**Stated problem:**
Look through the lines below and extract each one that contains "modern".

**Stored data entries:**
begin
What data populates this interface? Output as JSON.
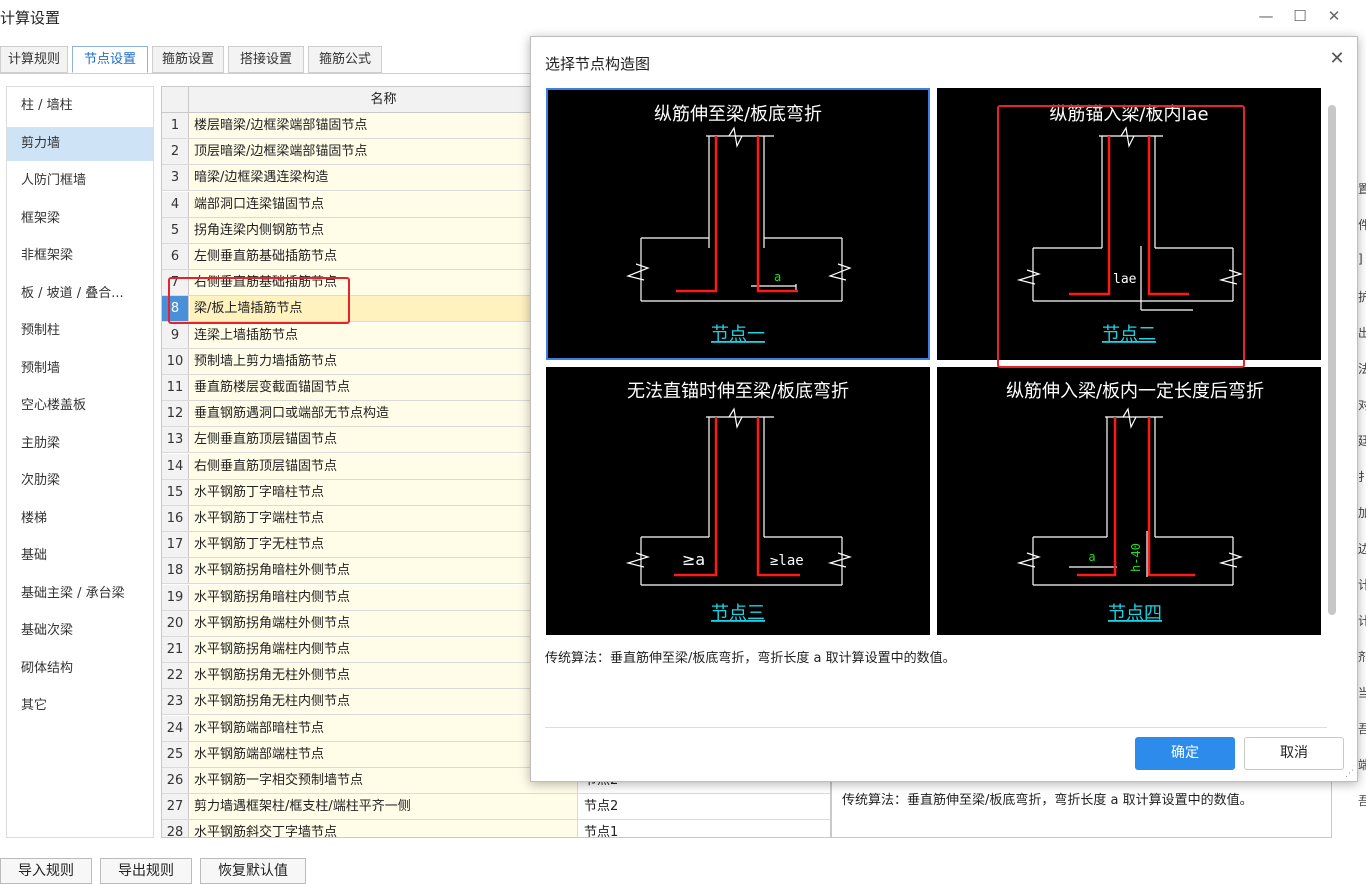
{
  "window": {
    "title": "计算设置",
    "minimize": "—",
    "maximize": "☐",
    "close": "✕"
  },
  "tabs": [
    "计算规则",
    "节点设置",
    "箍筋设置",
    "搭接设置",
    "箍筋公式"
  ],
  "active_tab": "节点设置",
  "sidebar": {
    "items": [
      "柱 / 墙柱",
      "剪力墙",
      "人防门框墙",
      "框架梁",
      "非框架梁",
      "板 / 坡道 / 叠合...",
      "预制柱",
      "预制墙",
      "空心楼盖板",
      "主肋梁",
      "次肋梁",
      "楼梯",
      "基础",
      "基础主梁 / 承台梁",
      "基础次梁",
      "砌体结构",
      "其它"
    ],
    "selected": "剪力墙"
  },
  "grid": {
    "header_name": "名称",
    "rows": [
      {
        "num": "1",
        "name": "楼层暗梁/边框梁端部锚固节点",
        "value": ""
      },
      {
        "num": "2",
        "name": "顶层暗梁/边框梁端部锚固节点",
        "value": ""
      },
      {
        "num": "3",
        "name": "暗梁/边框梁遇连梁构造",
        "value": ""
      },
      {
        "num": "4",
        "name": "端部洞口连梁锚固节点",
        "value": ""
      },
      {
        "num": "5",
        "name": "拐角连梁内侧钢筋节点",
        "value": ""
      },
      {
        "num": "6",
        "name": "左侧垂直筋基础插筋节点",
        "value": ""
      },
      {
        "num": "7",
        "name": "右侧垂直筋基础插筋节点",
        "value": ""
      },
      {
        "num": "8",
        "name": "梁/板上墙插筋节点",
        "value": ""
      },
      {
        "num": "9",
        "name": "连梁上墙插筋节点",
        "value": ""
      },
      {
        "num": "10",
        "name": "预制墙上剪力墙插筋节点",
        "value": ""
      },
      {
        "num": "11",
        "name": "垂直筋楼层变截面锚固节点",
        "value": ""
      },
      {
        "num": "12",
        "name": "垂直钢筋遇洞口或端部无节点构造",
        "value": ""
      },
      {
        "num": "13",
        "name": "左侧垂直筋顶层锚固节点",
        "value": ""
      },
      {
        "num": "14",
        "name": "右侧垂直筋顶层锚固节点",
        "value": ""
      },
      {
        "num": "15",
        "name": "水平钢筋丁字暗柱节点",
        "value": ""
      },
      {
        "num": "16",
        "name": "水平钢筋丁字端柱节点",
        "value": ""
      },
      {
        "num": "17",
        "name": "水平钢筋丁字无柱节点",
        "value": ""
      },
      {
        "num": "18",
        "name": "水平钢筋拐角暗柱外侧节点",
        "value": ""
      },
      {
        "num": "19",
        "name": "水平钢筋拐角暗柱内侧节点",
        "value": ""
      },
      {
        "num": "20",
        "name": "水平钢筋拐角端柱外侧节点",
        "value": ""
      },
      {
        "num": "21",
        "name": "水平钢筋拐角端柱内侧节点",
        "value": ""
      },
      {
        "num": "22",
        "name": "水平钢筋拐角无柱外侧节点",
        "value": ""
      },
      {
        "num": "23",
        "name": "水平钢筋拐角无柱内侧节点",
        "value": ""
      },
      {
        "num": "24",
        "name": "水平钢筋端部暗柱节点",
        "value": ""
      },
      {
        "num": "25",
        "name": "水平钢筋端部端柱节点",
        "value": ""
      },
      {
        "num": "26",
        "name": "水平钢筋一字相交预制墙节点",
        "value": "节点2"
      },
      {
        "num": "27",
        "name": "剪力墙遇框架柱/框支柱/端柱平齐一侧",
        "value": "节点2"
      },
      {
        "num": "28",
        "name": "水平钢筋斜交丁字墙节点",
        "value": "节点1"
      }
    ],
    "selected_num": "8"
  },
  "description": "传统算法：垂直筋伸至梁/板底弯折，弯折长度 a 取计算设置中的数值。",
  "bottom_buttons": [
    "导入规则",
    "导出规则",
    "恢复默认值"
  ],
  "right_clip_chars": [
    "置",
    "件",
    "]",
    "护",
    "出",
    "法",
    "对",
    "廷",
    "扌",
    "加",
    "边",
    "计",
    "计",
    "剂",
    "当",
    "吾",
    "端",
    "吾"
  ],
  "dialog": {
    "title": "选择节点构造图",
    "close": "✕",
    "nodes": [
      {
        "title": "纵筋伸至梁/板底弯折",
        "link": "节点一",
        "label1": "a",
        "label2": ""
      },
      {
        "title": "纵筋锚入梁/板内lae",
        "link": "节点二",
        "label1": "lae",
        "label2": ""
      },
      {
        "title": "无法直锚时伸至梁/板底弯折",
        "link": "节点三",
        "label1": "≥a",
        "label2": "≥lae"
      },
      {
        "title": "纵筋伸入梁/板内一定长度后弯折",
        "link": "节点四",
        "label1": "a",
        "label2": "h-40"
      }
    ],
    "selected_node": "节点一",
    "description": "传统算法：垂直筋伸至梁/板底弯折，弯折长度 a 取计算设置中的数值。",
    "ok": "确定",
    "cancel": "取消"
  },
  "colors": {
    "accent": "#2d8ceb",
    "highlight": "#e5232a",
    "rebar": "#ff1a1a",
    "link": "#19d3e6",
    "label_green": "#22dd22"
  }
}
end
begin
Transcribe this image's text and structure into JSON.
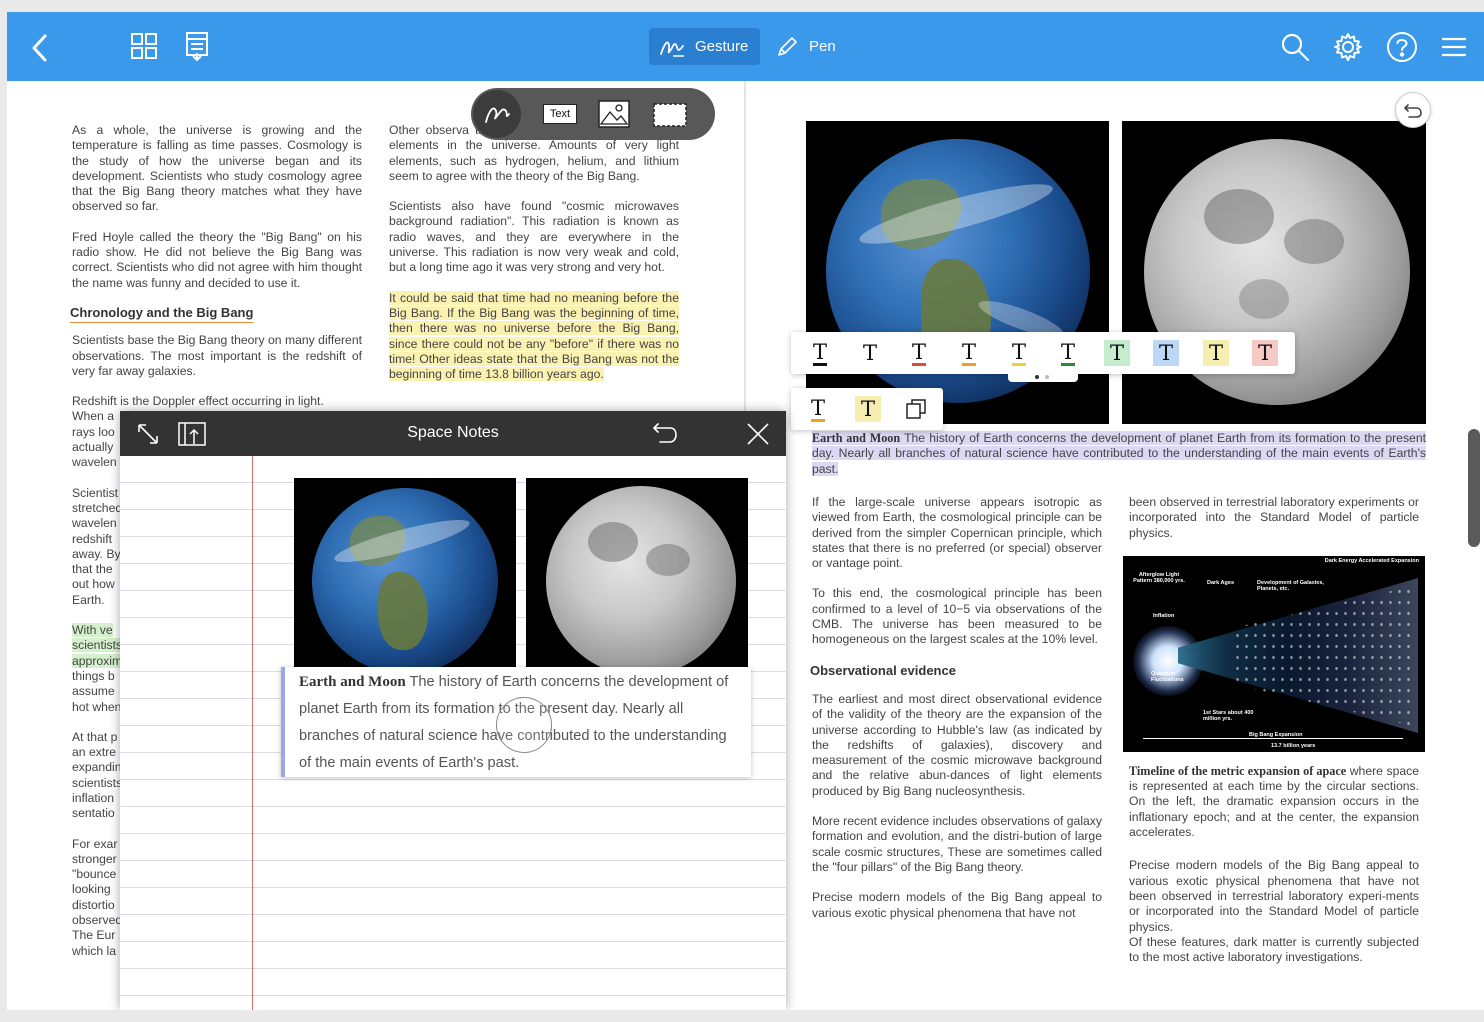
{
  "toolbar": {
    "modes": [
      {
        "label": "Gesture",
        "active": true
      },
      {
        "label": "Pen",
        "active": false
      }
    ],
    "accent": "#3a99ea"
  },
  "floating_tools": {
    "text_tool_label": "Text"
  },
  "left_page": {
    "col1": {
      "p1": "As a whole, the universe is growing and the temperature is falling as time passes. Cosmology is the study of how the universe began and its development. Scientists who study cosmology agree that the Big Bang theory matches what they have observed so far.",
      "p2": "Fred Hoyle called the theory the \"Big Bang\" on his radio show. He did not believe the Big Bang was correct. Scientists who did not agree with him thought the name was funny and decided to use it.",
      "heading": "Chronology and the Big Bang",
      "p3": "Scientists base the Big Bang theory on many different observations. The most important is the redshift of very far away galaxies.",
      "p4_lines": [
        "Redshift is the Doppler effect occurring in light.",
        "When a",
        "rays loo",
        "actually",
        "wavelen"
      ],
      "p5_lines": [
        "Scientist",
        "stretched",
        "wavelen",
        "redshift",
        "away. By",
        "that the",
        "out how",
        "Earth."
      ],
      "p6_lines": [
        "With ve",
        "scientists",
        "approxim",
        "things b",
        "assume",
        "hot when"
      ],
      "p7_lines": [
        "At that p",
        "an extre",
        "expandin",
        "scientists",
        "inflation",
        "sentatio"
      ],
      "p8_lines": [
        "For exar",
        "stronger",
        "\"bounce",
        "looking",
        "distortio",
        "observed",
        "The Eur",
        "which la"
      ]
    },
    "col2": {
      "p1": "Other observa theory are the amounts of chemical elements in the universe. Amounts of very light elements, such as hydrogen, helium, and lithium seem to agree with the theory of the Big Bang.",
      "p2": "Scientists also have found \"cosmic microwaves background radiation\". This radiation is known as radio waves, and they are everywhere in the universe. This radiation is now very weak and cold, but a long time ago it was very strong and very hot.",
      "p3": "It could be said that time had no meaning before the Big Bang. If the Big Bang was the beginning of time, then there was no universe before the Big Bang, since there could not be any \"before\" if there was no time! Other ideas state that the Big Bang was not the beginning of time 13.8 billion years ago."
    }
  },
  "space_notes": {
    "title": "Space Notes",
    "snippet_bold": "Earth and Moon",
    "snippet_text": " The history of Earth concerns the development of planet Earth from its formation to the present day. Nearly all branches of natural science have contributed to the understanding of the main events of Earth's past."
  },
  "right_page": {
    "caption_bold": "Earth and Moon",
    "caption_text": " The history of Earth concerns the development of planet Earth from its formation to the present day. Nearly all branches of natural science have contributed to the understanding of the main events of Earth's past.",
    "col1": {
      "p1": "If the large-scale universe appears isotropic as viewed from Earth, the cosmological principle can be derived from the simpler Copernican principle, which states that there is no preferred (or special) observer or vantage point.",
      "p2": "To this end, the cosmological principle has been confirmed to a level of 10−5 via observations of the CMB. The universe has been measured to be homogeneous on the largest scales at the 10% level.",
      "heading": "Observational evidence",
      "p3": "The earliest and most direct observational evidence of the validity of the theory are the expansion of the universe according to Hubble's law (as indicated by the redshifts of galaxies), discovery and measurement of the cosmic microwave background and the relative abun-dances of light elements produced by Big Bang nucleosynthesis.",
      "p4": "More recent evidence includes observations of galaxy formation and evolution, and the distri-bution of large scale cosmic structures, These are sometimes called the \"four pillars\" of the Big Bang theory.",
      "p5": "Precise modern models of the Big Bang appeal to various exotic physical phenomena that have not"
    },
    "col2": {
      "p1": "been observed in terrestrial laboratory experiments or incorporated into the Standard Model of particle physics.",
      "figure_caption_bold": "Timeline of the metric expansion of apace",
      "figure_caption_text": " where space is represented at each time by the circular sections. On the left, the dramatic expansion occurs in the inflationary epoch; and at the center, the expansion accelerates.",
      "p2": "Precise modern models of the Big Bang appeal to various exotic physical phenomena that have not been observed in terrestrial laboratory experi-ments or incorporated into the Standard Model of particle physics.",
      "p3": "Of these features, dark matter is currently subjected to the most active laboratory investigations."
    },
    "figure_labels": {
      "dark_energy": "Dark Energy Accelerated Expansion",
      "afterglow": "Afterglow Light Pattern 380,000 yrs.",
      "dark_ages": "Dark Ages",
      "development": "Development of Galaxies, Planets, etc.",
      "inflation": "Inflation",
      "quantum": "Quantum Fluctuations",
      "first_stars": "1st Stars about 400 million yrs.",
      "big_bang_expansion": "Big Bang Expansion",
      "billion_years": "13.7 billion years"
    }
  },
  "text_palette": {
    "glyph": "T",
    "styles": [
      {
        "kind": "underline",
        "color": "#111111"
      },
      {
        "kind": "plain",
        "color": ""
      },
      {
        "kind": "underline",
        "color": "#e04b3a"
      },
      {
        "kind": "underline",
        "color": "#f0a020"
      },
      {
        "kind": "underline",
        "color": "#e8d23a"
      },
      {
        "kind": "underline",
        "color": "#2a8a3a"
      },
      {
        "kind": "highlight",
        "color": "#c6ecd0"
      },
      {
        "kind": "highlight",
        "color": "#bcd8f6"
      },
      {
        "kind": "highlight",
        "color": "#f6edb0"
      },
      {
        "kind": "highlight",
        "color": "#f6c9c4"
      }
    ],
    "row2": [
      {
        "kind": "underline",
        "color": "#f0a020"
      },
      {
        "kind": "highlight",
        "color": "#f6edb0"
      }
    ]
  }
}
end
**Full output:**
      "p5": "Precise modern models of the Big Bang appeal to various exotic physical phenomena that have not"
      "p2": "Precise modern models of the Big Bang appeal to various exotic physical phenomena that have not been observed in terrestrial laboratory experi-ments or incorporated into the Standard Model of particle physics.",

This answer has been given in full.